* begin *
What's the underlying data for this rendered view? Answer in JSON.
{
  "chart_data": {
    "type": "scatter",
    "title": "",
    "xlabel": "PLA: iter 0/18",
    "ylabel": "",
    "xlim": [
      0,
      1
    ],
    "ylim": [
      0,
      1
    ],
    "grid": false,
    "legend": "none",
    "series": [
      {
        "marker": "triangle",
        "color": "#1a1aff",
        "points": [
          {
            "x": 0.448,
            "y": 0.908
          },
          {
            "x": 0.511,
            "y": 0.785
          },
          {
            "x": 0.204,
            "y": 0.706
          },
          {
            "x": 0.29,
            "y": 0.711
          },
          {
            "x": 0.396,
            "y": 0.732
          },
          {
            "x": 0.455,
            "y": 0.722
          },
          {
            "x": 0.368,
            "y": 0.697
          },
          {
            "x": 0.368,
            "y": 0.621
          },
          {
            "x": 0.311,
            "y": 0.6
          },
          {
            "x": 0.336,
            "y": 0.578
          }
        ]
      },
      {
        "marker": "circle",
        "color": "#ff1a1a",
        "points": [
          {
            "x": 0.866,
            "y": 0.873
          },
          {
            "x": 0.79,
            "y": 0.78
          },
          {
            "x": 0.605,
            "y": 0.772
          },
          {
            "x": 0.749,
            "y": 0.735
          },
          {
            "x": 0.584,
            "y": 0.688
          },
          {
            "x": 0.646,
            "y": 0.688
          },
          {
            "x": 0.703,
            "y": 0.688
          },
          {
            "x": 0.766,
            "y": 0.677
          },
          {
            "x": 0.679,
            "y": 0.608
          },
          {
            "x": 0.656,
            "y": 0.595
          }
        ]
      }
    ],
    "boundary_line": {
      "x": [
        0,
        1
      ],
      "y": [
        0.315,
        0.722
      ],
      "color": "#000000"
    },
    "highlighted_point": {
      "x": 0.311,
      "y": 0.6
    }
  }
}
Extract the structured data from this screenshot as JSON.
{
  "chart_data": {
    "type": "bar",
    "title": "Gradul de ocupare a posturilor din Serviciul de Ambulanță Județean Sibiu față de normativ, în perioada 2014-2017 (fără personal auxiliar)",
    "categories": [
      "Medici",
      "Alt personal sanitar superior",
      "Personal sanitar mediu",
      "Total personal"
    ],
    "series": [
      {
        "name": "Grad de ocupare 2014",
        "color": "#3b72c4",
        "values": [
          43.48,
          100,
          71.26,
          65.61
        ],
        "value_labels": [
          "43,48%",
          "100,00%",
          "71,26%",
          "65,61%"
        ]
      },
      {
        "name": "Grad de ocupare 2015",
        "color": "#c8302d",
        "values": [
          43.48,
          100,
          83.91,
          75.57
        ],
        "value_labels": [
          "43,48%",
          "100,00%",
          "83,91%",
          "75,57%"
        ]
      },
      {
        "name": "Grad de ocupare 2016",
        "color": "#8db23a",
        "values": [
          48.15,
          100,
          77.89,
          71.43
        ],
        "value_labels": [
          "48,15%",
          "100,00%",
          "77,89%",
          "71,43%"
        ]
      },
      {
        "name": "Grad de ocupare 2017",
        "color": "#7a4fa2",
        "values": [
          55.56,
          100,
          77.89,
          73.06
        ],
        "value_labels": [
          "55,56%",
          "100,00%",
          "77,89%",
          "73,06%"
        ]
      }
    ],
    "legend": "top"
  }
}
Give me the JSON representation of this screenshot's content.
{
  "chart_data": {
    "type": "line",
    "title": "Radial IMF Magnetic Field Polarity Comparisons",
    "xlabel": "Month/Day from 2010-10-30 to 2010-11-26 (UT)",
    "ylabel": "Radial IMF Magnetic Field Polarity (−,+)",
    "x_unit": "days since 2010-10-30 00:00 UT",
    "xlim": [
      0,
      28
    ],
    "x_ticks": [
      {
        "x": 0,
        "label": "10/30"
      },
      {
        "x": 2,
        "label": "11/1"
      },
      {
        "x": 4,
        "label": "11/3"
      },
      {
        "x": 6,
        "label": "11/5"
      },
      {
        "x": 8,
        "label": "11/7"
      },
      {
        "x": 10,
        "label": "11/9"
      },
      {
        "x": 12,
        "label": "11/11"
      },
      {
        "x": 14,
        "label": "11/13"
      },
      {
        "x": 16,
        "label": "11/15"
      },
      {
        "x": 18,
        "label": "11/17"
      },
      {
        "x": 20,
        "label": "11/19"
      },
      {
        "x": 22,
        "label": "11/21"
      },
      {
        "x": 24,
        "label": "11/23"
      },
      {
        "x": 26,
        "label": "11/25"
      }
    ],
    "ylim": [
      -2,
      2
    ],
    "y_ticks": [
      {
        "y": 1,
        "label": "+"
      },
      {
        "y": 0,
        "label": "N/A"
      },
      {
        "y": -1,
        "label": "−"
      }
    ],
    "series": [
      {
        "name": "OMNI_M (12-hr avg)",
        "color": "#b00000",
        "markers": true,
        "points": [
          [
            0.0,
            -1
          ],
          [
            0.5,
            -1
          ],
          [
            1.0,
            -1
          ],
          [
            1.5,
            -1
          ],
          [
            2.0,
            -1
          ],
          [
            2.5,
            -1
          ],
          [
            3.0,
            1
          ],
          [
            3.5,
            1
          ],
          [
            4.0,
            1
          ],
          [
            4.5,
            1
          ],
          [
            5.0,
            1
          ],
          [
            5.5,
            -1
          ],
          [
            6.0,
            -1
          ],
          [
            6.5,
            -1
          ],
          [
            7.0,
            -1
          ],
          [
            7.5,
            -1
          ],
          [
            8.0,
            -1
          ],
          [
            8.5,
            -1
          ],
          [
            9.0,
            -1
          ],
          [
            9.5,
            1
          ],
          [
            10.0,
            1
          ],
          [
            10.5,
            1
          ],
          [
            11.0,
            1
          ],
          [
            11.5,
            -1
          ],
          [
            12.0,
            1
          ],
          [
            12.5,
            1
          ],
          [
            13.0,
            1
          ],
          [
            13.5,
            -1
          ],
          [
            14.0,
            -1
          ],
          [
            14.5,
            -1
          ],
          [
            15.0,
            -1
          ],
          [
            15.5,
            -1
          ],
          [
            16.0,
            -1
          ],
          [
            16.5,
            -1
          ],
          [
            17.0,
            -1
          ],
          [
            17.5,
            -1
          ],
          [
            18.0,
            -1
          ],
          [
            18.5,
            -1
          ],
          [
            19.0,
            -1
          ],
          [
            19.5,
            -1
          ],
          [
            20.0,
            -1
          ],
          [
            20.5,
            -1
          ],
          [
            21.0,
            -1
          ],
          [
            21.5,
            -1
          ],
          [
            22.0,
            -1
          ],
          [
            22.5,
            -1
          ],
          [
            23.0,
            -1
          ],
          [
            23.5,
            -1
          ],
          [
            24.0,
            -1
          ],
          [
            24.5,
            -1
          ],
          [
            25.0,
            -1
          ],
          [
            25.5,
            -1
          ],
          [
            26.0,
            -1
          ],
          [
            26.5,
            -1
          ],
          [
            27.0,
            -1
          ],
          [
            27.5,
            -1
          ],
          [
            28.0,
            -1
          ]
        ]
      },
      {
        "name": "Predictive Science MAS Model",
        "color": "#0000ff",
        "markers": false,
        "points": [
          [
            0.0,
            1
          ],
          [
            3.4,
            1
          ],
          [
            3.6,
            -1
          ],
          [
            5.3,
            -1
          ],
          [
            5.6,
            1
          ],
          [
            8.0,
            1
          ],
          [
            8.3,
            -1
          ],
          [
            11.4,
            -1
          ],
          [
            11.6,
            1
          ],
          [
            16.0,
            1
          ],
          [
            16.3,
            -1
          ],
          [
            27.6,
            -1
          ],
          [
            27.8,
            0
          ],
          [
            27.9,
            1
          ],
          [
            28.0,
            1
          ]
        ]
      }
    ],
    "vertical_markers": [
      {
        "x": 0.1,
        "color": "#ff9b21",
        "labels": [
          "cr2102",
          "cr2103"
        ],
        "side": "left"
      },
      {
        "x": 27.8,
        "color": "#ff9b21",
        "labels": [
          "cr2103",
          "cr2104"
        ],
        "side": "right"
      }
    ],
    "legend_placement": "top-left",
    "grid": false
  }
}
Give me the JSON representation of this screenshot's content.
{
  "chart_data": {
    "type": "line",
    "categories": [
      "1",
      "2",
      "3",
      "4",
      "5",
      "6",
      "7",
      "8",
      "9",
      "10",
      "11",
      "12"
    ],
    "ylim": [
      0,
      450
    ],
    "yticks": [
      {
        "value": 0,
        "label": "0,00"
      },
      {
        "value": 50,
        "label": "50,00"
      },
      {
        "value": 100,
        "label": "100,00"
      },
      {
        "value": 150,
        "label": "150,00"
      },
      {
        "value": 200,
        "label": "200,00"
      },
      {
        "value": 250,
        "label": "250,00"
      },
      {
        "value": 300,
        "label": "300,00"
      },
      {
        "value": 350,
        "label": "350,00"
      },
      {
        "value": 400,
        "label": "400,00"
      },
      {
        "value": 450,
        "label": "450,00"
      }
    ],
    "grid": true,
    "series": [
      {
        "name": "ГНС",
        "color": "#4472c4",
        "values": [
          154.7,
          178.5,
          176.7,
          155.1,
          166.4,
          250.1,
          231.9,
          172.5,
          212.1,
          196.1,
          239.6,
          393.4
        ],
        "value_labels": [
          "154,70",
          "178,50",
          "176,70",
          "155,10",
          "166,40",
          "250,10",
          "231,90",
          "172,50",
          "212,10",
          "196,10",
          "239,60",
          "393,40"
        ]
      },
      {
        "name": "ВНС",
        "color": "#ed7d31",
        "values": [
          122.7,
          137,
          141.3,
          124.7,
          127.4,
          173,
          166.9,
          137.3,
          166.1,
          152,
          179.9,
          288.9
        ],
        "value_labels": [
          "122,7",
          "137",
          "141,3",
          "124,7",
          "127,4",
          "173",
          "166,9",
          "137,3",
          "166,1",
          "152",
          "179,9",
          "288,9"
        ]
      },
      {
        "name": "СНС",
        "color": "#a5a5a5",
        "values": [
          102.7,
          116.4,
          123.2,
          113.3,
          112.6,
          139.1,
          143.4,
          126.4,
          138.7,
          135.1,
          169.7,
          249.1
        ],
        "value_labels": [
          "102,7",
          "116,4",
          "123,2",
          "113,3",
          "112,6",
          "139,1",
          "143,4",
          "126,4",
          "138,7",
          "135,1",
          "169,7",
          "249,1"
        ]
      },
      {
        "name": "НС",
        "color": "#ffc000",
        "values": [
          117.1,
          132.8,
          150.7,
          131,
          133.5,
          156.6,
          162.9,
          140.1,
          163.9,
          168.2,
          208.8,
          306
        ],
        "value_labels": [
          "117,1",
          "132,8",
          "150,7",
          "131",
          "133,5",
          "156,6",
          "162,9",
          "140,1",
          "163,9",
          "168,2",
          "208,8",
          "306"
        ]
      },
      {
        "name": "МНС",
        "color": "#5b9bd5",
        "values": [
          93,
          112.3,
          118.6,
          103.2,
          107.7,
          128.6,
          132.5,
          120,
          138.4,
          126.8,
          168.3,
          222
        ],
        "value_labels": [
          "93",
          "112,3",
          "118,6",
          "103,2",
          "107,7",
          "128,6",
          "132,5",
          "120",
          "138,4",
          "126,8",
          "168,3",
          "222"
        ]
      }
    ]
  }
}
* end *
DIRECTIONS FOR THIS TASK —
Pick out all lines from the data above in which the word "ylabel" appears.

CORRECT ANSWER —
    "ylabel": "",
    "ylabel": "Radial IMF Magnetic Field Polarity (−,+)",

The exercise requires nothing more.